__Stated task__
Pull out every line below that holds the word "муниципальных".

[BEGIN]

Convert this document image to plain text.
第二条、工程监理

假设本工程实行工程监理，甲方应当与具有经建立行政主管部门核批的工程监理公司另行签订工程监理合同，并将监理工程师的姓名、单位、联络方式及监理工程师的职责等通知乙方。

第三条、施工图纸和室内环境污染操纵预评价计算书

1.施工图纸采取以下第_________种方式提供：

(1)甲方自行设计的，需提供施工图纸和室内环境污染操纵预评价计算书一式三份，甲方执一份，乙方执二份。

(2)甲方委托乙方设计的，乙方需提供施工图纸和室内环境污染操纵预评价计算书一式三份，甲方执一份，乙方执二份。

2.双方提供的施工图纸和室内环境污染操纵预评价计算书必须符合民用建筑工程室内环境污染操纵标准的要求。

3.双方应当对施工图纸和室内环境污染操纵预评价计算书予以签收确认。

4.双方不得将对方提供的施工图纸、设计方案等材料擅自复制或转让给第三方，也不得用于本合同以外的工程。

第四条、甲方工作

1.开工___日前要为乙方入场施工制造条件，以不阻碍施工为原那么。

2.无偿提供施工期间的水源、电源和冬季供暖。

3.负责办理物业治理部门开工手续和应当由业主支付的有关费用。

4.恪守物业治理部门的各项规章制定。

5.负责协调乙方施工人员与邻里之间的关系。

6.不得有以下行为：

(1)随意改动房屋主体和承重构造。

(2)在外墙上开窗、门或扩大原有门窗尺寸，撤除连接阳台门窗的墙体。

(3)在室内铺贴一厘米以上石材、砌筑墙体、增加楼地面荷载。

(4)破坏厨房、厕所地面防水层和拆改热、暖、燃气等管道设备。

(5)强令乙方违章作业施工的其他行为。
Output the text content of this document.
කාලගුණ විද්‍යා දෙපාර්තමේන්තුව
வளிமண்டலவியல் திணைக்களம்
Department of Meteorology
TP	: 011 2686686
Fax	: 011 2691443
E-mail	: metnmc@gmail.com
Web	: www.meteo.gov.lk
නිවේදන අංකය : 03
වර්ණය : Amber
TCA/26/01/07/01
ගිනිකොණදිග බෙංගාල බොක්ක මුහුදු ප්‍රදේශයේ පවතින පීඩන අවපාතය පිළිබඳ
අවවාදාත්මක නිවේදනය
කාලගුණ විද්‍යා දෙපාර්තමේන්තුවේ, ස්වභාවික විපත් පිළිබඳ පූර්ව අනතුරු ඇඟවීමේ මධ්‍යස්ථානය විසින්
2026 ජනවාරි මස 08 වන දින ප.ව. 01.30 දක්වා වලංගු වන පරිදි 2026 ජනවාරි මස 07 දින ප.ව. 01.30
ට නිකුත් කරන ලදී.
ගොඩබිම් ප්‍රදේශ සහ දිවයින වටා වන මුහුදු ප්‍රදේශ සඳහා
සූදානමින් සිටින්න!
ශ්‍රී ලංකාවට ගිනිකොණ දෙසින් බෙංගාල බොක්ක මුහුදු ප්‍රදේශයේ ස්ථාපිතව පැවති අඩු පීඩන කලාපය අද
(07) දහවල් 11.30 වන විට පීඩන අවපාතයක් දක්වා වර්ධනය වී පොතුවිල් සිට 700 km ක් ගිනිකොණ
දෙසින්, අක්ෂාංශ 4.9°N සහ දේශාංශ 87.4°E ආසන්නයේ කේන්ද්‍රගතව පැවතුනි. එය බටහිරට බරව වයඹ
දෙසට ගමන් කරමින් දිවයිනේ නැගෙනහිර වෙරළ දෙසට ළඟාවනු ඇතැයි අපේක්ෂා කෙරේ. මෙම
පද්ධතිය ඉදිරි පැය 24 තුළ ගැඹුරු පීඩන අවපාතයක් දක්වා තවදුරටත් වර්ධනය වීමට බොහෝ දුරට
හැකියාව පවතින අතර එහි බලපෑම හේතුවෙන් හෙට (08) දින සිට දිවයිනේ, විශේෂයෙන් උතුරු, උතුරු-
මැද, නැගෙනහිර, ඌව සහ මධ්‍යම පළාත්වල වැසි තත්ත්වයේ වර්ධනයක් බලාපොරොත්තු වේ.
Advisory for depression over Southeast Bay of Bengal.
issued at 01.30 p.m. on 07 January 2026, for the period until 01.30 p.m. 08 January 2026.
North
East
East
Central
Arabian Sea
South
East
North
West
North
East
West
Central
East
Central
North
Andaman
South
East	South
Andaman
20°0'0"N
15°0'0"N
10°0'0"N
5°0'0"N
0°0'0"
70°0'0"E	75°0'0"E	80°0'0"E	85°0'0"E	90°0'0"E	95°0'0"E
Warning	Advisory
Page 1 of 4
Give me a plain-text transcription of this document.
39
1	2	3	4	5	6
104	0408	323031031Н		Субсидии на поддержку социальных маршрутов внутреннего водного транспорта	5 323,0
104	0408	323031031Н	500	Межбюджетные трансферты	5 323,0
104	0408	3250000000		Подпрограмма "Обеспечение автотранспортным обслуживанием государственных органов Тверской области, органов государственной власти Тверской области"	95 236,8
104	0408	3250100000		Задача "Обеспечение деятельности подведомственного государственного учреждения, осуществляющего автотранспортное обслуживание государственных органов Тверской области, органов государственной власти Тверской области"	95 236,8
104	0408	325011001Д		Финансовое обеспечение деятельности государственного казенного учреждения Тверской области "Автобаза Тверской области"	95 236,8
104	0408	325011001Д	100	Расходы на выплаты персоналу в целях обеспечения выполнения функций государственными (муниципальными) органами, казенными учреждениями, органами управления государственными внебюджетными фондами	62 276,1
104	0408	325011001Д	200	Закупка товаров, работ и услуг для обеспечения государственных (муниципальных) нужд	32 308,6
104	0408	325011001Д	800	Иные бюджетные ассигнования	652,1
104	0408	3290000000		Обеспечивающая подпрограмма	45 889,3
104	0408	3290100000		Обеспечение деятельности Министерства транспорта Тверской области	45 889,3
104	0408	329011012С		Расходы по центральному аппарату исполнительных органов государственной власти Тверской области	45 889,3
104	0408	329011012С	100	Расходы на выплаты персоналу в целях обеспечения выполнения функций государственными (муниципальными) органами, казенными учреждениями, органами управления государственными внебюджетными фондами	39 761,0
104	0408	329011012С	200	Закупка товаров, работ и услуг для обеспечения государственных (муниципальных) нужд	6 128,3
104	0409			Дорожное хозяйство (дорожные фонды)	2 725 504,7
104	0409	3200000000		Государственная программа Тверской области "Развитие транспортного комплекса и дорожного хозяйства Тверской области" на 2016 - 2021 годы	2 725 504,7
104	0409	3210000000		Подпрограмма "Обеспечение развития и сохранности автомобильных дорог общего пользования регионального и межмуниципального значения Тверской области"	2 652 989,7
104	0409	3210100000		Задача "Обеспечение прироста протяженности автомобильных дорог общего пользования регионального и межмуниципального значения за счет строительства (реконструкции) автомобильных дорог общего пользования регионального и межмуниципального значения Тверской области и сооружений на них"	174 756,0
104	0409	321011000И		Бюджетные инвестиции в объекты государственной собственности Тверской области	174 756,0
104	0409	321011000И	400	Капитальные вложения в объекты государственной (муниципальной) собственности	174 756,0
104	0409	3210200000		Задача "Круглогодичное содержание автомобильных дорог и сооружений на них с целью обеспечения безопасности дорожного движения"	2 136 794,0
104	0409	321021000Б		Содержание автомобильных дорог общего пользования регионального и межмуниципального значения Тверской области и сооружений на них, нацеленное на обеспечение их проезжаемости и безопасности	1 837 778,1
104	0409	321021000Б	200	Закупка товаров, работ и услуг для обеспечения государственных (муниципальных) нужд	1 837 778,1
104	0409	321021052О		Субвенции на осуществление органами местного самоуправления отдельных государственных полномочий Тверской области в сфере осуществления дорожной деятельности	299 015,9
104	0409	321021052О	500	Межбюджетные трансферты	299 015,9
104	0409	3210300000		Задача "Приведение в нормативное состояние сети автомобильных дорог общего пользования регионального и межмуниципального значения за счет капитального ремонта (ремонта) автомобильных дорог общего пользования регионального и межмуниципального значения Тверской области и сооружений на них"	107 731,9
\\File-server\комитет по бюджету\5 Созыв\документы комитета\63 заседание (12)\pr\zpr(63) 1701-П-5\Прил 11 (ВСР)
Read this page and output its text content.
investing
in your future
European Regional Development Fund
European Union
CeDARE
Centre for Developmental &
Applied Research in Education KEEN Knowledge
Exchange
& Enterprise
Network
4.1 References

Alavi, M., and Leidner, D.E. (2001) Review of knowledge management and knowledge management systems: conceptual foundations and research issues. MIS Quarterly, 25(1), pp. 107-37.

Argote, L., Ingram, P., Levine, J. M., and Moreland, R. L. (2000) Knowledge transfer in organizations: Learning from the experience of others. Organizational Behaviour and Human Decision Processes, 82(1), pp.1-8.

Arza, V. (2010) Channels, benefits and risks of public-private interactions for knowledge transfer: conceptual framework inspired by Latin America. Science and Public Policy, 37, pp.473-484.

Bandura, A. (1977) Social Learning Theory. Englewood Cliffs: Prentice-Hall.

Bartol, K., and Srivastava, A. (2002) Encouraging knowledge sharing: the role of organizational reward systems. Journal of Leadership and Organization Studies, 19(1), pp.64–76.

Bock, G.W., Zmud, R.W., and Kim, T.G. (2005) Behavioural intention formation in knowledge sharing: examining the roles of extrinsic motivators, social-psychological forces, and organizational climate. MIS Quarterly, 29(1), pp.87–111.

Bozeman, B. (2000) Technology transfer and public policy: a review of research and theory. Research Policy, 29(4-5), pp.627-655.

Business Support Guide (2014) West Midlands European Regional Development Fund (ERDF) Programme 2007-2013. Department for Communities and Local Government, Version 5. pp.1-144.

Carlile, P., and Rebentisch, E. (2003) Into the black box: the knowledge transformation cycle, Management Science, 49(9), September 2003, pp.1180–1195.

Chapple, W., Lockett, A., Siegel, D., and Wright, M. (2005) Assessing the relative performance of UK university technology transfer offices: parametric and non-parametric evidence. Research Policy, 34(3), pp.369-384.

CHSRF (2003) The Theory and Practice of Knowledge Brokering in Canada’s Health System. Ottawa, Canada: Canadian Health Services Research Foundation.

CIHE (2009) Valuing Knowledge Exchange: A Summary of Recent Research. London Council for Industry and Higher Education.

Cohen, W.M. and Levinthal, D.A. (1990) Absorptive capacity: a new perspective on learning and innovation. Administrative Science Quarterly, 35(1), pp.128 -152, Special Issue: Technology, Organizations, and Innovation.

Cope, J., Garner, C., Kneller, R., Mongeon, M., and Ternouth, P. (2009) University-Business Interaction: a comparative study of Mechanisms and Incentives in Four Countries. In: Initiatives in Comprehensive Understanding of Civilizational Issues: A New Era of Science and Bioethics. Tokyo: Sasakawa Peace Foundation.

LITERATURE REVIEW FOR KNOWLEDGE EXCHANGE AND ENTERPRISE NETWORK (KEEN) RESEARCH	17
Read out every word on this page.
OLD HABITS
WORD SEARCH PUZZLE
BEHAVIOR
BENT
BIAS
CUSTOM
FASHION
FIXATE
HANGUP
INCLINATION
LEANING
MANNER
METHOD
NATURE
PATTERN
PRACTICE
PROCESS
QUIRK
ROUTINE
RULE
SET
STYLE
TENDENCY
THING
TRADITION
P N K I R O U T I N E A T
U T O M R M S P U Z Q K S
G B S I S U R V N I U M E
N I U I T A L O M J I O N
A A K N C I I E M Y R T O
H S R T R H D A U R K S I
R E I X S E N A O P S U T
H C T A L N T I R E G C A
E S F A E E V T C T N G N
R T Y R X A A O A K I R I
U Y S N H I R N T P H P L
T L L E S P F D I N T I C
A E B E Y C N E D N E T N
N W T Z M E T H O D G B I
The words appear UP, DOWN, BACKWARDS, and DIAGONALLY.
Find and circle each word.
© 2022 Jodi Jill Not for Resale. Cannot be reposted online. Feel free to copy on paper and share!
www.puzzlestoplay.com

[END]

__Task output__
104	0408	325011001Д	200	Закупка товаров, работ и услуг для обеспечения государственных (муниципальных) нужд	32 308,6
104	0408	329011012С	200	Закупка товаров, работ и услуг для обеспечения государственных (муниципальных) нужд	6 128,3
104	0409	321021000Б	200	Закупка товаров, работ и услуг для обеспечения государственных (муниципальных) нужд	1 837 778,1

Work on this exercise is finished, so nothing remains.